TASK INSTRUCTIONS
Extract all lines containing "plain".

ENTRIES PROVIDED
- - -

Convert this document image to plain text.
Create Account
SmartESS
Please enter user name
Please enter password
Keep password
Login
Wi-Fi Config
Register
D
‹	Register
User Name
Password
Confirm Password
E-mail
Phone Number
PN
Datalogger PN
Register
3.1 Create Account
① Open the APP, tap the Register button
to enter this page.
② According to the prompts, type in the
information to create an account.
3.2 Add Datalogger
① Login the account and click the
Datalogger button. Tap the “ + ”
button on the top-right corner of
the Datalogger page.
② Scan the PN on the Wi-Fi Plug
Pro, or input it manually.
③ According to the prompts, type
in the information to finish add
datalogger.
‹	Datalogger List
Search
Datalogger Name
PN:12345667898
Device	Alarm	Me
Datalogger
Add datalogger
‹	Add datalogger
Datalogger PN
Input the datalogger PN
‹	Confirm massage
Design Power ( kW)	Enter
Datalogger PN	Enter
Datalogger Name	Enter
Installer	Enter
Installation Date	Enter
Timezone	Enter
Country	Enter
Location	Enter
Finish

- - -

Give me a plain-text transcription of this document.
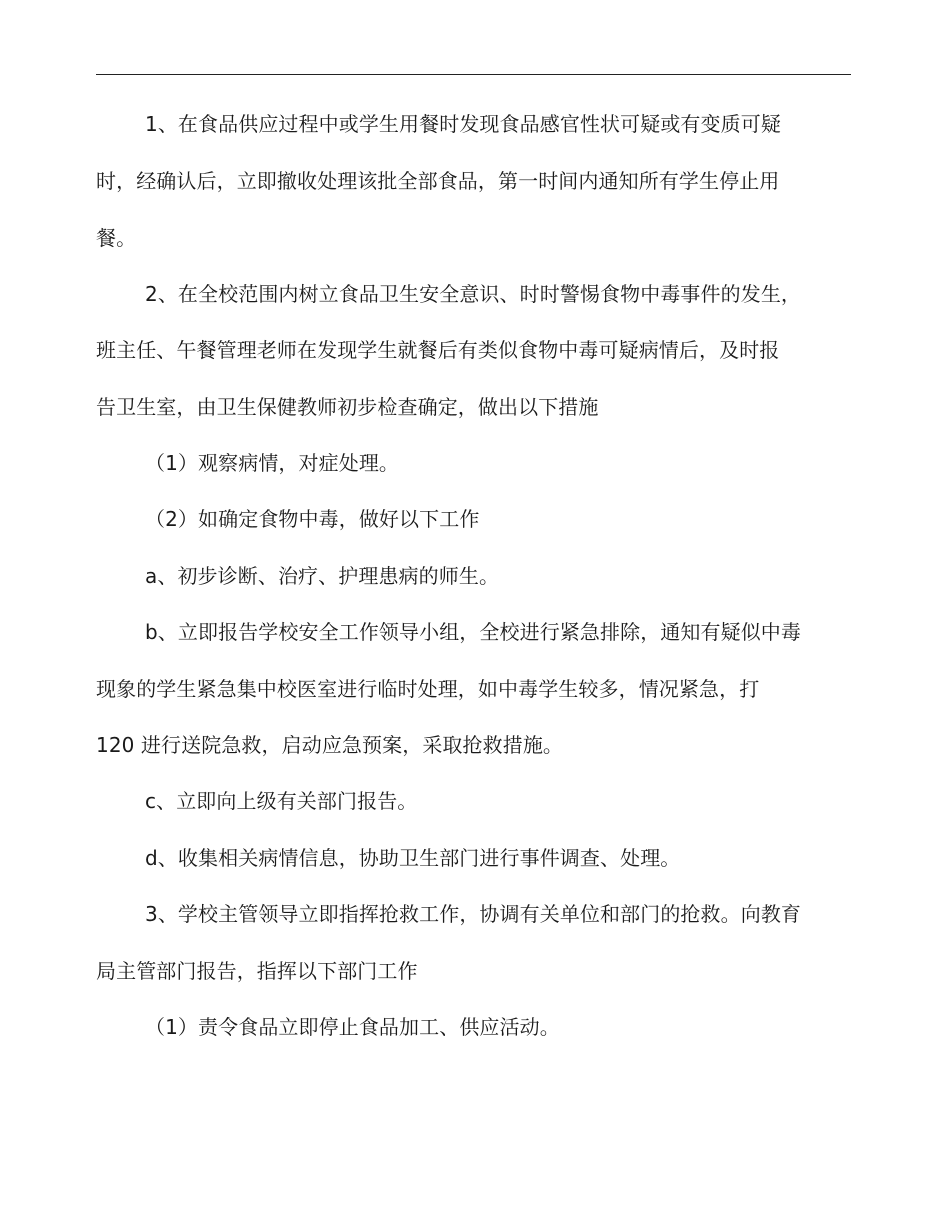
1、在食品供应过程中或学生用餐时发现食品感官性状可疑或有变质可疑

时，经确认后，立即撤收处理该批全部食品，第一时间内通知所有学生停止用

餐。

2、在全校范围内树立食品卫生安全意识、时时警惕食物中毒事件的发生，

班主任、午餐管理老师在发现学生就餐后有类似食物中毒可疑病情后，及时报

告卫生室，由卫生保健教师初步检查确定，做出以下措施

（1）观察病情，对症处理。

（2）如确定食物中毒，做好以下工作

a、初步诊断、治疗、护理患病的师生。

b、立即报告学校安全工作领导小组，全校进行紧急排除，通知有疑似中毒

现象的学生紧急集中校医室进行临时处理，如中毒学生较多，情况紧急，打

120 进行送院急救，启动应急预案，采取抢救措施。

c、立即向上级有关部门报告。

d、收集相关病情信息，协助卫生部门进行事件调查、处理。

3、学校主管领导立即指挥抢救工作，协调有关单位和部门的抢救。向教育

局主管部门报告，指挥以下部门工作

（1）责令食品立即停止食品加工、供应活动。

- - -

PROBLEM SOLUTION
Convert this document image to plain text.
Give me a plain-text transcription of this document.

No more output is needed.